**Directions for this task**
Without including any pictures, copy each entry below exactly.

**Dataset**
* begin *
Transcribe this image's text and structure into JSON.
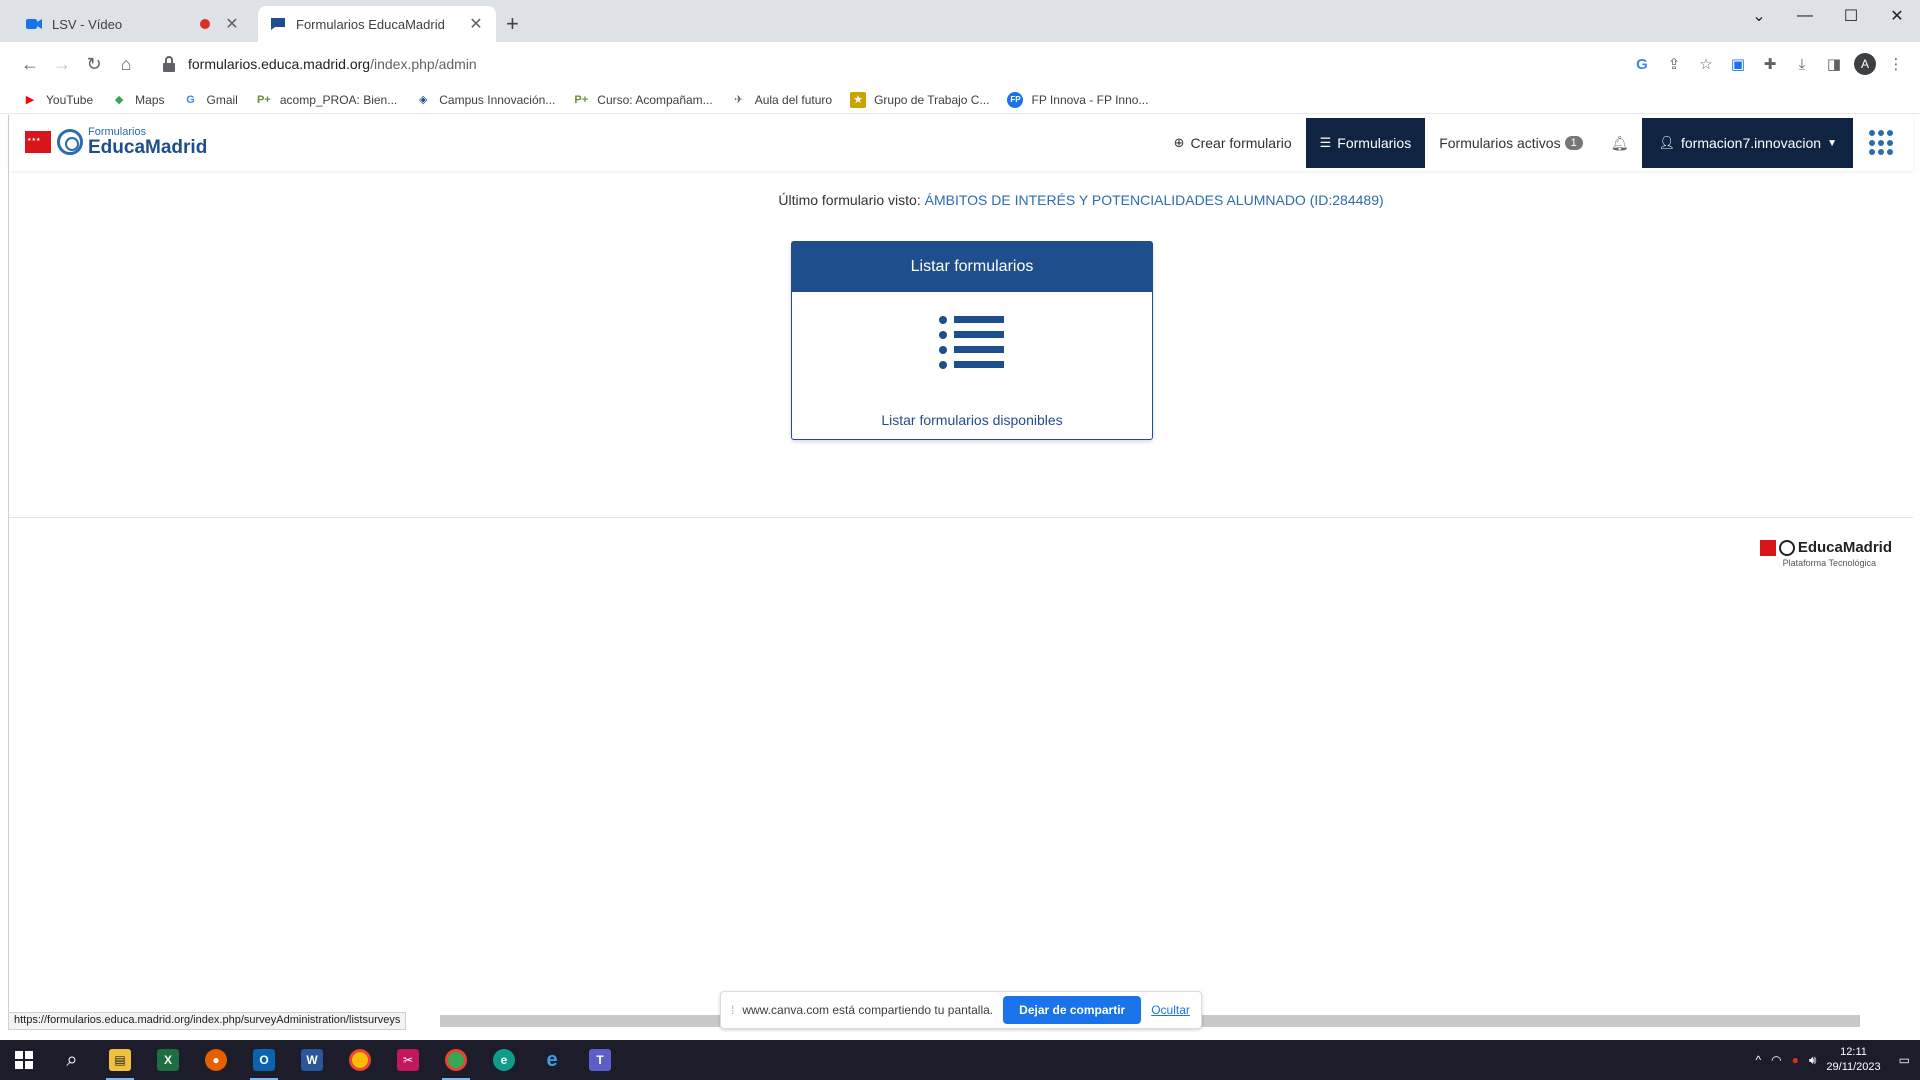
{
  "browser": {
    "tabs": [
      {
        "title": "LSV - Vídeo",
        "active": false,
        "recording": true
      },
      {
        "title": "Formularios EducaMadrid",
        "active": true,
        "recording": false
      }
    ],
    "url_host": "formularios.educa.madrid.org",
    "url_path": "/index.php/admin",
    "avatar_letter": "A",
    "bookmarks": [
      {
        "label": "YouTube",
        "icon": "youtube-icon",
        "color": "#ff0000"
      },
      {
        "label": "Maps",
        "icon": "maps-icon",
        "color": "#34a853"
      },
      {
        "label": "Gmail",
        "icon": "google-icon",
        "color": "#4285f4"
      },
      {
        "label": "acomp_PROA: Bien...",
        "icon": "proa-icon",
        "color": "#6a8f3a"
      },
      {
        "label": "Campus Innovación...",
        "icon": "campus-icon",
        "color": "#1f4e8c"
      },
      {
        "label": "Curso: Acompañam...",
        "icon": "proa-icon",
        "color": "#6a8f3a"
      },
      {
        "label": "Aula del futuro",
        "icon": "aula-icon",
        "color": "#666666"
      },
      {
        "label": "Grupo de Trabajo C...",
        "icon": "grupo-icon",
        "color": "#c9a400"
      },
      {
        "label": "FP Innova - FP Inno...",
        "icon": "fp-icon",
        "color": "#1a73e8"
      }
    ]
  },
  "app": {
    "brand_small": "Formularios",
    "brand_big": "EducaMadrid",
    "nav": {
      "create": "Crear formulario",
      "forms": "Formularios",
      "active_forms": "Formularios activos",
      "active_count": "1",
      "user": "formacion7.innovacion"
    },
    "last_form_label": "Último formulario visto:",
    "last_form_link": "ÁMBITOS DE INTERÉS Y POTENCIALIDADES ALUMNADO (ID:284489)",
    "card": {
      "title": "Listar formularios",
      "link": "Listar formularios disponibles"
    },
    "footer": {
      "name": "EducaMadrid",
      "subtitle": "Plataforma Tecnológica"
    }
  },
  "status_url": "https://formularios.educa.madrid.org/index.php/surveyAdministration/listsurveys",
  "share_bar": {
    "message": "www.canva.com está compartiendo tu pantalla.",
    "stop_label": "Dejar de compartir",
    "hide_label": "Ocultar"
  },
  "taskbar": {
    "time": "12:11",
    "date": "29/11/2023"
  },
  "colors": {
    "brand_blue": "#1f4e8c",
    "nav_dark": "#0f2440",
    "link_blue": "#2b6cb0",
    "share_blue": "#1a73e8"
  }
}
* end *
**The output**
Transcribe this image's text and structure into JSON.
{
  "browser": {
    "tabs": [
      {
        "title": "LSV - Vídeo",
        "active": false,
        "recording": true
      },
      {
        "title": "Formularios EducaMadrid",
        "active": true,
        "recording": false
      }
    ],
    "url_host": "formularios.educa.madrid.org",
    "url_path": "/index.php/admin",
    "avatar_letter": "A",
    "bookmarks": [
      {
        "label": "YouTube",
        "icon": "youtube-icon",
        "color": "#ff0000"
      },
      {
        "label": "Maps",
        "icon": "maps-icon",
        "color": "#34a853"
      },
      {
        "label": "Gmail",
        "icon": "google-icon",
        "color": "#4285f4"
      },
      {
        "label": "acomp_PROA: Bien...",
        "icon": "proa-icon",
        "color": "#6a8f3a"
      },
      {
        "label": "Campus Innovación...",
        "icon": "campus-icon",
        "color": "#1f4e8c"
      },
      {
        "label": "Curso: Acompañam...",
        "icon": "proa-icon",
        "color": "#6a8f3a"
      },
      {
        "label": "Aula del futuro",
        "icon": "aula-icon",
        "color": "#666666"
      },
      {
        "label": "Grupo de Trabajo C...",
        "icon": "grupo-icon",
        "color": "#c9a400"
      },
      {
        "label": "FP Innova - FP Inno...",
        "icon": "fp-icon",
        "color": "#1a73e8"
      }
    ]
  },
  "app": {
    "brand_small": "Formularios",
    "brand_big": "EducaMadrid",
    "nav": {
      "create": "Crear formulario",
      "forms": "Formularios",
      "active_forms": "Formularios activos",
      "active_count": "1",
      "user": "formacion7.innovacion"
    },
    "last_form_label": "Último formulario visto:",
    "last_form_link": "ÁMBITOS DE INTERÉS Y POTENCIALIDADES ALUMNADO (ID:284489)",
    "card": {
      "title": "Listar formularios",
      "link": "Listar formularios disponibles"
    },
    "footer": {
      "name": "EducaMadrid",
      "subtitle": "Plataforma Tecnológica"
    }
  },
  "status_url": "https://formularios.educa.madrid.org/index.php/surveyAdministration/listsurveys",
  "share_bar": {
    "message": "www.canva.com está compartiendo tu pantalla.",
    "stop_label": "Dejar de compartir",
    "hide_label": "Ocultar"
  },
  "taskbar": {
    "time": "12:11",
    "date": "29/11/2023"
  },
  "colors": {
    "brand_blue": "#1f4e8c",
    "nav_dark": "#0f2440",
    "link_blue": "#2b6cb0",
    "share_blue": "#1a73e8"
  }
}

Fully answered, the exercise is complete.